Written task: Each line of the material must be returned exactly.

Exercise materials:
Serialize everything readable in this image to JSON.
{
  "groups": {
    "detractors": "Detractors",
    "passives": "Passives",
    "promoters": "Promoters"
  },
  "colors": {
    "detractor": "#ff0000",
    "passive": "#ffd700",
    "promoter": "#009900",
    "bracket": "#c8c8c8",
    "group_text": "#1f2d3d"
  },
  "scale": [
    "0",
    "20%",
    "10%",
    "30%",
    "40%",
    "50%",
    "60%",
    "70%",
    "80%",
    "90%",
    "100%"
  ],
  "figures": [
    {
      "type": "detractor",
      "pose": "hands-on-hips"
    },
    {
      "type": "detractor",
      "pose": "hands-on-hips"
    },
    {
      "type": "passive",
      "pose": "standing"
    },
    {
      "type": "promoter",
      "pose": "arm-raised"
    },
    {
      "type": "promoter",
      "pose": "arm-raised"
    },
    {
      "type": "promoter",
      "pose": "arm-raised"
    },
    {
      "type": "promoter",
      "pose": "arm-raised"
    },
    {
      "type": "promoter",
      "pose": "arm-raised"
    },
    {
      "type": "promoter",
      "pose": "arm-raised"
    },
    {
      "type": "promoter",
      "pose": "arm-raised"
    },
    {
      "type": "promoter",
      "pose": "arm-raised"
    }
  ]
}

Result of this task:
Serialize everything readable in this image to JSON.
{
  "groups": {
    "detractors": "Detractors",
    "passives": "Passives",
    "promoters": "Promoters"
  },
  "colors": {
    "detractor": "#ff0000",
    "passive": "#ffd700",
    "promoter": "#009900",
    "bracket": "#c8c8c8",
    "group_text": "#1f2d3d"
  },
  "scale": [
    "0",
    "20%",
    "10%",
    "30%",
    "40%",
    "50%",
    "60%",
    "70%",
    "80%",
    "90%",
    "100%"
  ],
  "figures": [
    {
      "type": "detractor",
      "pose": "hands-on-hips"
    },
    {
      "type": "detractor",
      "pose": "hands-on-hips"
    },
    {
      "type": "passive",
      "pose": "standing"
    },
    {
      "type": "promoter",
      "pose": "arm-raised"
    },
    {
      "type": "promoter",
      "pose": "arm-raised"
    },
    {
      "type": "promoter",
      "pose": "arm-raised"
    },
    {
      "type": "promoter",
      "pose": "arm-raised"
    },
    {
      "type": "promoter",
      "pose": "arm-raised"
    },
    {
      "type": "promoter",
      "pose": "arm-raised"
    },
    {
      "type": "promoter",
      "pose": "arm-raised"
    },
    {
      "type": "promoter",
      "pose": "arm-raised"
    }
  ]
}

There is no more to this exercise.